===== Rows

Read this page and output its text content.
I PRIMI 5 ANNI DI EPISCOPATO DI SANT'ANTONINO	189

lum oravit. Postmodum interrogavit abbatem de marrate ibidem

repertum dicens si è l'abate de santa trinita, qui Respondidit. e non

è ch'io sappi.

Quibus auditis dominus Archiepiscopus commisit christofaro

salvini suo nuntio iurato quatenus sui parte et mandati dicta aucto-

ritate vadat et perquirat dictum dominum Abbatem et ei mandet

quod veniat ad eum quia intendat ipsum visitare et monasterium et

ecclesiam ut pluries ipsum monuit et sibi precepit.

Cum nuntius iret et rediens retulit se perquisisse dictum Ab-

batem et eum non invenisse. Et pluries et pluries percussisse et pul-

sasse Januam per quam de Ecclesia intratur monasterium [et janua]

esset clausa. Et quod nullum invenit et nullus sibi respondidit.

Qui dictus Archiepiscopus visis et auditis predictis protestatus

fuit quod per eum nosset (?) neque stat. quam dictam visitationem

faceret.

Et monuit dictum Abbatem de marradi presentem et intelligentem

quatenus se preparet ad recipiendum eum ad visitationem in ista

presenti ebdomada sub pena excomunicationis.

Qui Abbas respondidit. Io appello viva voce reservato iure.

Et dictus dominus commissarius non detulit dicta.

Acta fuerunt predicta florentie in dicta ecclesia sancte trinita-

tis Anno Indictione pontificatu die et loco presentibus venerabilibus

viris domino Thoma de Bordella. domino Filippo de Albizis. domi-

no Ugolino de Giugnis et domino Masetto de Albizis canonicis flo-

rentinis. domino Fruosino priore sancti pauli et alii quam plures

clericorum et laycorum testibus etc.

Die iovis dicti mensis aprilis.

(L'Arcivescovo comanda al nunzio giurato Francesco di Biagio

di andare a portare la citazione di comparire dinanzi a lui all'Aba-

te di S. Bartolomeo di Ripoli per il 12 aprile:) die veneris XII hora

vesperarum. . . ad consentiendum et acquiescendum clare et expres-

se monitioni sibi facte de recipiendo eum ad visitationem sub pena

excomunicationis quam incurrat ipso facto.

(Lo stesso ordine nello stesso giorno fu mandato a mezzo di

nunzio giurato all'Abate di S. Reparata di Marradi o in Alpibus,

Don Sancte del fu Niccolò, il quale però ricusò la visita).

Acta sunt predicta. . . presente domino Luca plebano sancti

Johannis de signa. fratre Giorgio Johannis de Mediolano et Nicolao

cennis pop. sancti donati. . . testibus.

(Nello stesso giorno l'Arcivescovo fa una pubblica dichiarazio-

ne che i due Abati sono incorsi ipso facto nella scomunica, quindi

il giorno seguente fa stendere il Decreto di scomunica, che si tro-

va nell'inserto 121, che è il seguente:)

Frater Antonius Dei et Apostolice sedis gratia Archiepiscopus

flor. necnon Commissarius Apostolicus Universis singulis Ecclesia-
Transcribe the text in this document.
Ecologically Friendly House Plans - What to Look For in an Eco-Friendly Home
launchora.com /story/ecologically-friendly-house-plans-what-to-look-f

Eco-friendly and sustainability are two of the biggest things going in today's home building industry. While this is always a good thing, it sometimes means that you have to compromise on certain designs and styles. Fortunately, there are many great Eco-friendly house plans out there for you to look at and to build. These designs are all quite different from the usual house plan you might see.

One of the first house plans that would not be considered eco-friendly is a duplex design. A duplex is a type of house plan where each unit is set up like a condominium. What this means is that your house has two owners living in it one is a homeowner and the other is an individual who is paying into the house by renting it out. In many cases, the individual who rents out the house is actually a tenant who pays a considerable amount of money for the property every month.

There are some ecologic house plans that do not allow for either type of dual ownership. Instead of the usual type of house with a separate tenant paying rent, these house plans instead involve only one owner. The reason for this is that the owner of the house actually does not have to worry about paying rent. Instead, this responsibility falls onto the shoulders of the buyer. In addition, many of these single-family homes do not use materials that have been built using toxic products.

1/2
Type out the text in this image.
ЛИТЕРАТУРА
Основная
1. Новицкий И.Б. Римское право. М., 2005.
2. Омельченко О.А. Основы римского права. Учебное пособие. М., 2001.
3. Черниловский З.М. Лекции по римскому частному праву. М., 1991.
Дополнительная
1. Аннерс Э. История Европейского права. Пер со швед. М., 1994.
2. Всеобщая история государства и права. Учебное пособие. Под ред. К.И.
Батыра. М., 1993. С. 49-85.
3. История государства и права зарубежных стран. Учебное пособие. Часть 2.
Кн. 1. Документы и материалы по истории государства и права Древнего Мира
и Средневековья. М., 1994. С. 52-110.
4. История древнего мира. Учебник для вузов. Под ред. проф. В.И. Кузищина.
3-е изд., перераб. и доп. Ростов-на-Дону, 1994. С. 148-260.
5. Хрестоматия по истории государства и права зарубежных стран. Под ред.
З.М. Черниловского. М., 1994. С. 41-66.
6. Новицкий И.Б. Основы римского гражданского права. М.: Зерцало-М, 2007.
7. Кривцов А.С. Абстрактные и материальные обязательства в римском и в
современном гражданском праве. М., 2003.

==========

Task to carry out:
Reproduce the records above exactly.

Task response:
Read this page and output its text content.
I PRIMI 5 ANNI DI EPISCOPATO DI SANT'ANTONINO	189

lum oravit. Postmodum interrogavit abbatem de marrate ibidem

repertum dicens si è l'abate de santa trinita, qui Respondidit. e non

è ch'io sappi.

Quibus auditis dominus Archiepiscopus commisit christofaro

salvini suo nuntio iurato quatenus sui parte et mandati dicta aucto-

ritate vadat et perquirat dictum dominum Abbatem et ei mandet

quod veniat ad eum quia intendat ipsum visitare et monasterium et

ecclesiam ut pluries ipsum monuit et sibi precepit.

Cum nuntius iret et rediens retulit se perquisisse dictum Ab-

batem et eum non invenisse. Et pluries et pluries percussisse et pul-

sasse Januam per quam de Ecclesia intratur monasterium [et janua]

esset clausa. Et quod nullum invenit et nullus sibi respondidit.

Qui dictus Archiepiscopus visis et auditis predictis protestatus

fuit quod per eum nosset (?) neque stat. quam dictam visitationem

faceret.

Et monuit dictum Abbatem de marradi presentem et intelligentem

quatenus se preparet ad recipiendum eum ad visitationem in ista

presenti ebdomada sub pena excomunicationis.

Qui Abbas respondidit. Io appello viva voce reservato iure.

Et dictus dominus commissarius non detulit dicta.

Acta fuerunt predicta florentie in dicta ecclesia sancte trinita-

tis Anno Indictione pontificatu die et loco presentibus venerabilibus

viris domino Thoma de Bordella. domino Filippo de Albizis. domi-

no Ugolino de Giugnis et domino Masetto de Albizis canonicis flo-

rentinis. domino Fruosino priore sancti pauli et alii quam plures

clericorum et laycorum testibus etc.

Die iovis dicti mensis aprilis.

(L'Arcivescovo comanda al nunzio giurato Francesco di Biagio

di andare a portare la citazione di comparire dinanzi a lui all'Aba-

te di S. Bartolomeo di Ripoli per il 12 aprile:) die veneris XII hora

vesperarum. . . ad consentiendum et acquiescendum clare et expres-

se monitioni sibi facte de recipiendo eum ad visitationem sub pena

excomunicationis quam incurrat ipso facto.

(Lo stesso ordine nello stesso giorno fu mandato a mezzo di

nunzio giurato all'Abate di S. Reparata di Marradi o in Alpibus,

Don Sancte del fu Niccolò, il quale però ricusò la visita).

Acta sunt predicta. . . presente domino Luca plebano sancti

Johannis de signa. fratre Giorgio Johannis de Mediolano et Nicolao

cennis pop. sancti donati. . . testibus.

(Nello stesso giorno l'Arcivescovo fa una pubblica dichiarazio-

ne che i due Abati sono incorsi ipso facto nella scomunica, quindi

il giorno seguente fa stendere il Decreto di scomunica, che si tro-

va nell'inserto 121, che è il seguente:)

Frater Antonius Dei et Apostolice sedis gratia Archiepiscopus

flor. necnon Commissarius Apostolicus Universis singulis Ecclesia-
Transcribe the text in this document.
Ecologically Friendly House Plans - What to Look For in an Eco-Friendly Home
launchora.com /story/ecologically-friendly-house-plans-what-to-look-f

Eco-friendly and sustainability are two of the biggest things going in today's home building industry. While this is always a good thing, it sometimes means that you have to compromise on certain designs and styles. Fortunately, there are many great Eco-friendly house plans out there for you to look at and to build. These designs are all quite different from the usual house plan you might see.

One of the first house plans that would not be considered eco-friendly is a duplex design. A duplex is a type of house plan where each unit is set up like a condominium. What this means is that your house has two owners living in it one is a homeowner and the other is an individual who is paying into the house by renting it out. In many cases, the individual who rents out the house is actually a tenant who pays a considerable amount of money for the property every month.

There are some ecologic house plans that do not allow for either type of dual ownership. Instead of the usual type of house with a separate tenant paying rent, these house plans instead involve only one owner. The reason for this is that the owner of the house actually does not have to worry about paying rent. Instead, this responsibility falls onto the shoulders of the buyer. In addition, many of these single-family homes do not use materials that have been built using toxic products.

1/2
Type out the text in this image.
ЛИТЕРАТУРА
Основная
1. Новицкий И.Б. Римское право. М., 2005.
2. Омельченко О.А. Основы римского права. Учебное пособие. М., 2001.
3. Черниловский З.М. Лекции по римскому частному праву. М., 1991.
Дополнительная
1. Аннерс Э. История Европейского права. Пер со швед. М., 1994.
2. Всеобщая история государства и права. Учебное пособие. Под ред. К.И.
Батыра. М., 1993. С. 49-85.
3. История государства и права зарубежных стран. Учебное пособие. Часть 2.
Кн. 1. Документы и материалы по истории государства и права Древнего Мира
и Средневековья. М., 1994. С. 52-110.
4. История древнего мира. Учебник для вузов. Под ред. проф. В.И. Кузищина.
3-е изд., перераб. и доп. Ростов-на-Дону, 1994. С. 148-260.
5. Хрестоматия по истории государства и права зарубежных стран. Под ред.
З.М. Черниловского. М., 1994. С. 41-66.
6. Новицкий И.Б. Основы римского гражданского права. М.: Зерцало-М, 2007.
7. Кривцов А.С. Абстрактные и материальные обязательства в римском и в
современном гражданском праве. М., 2003.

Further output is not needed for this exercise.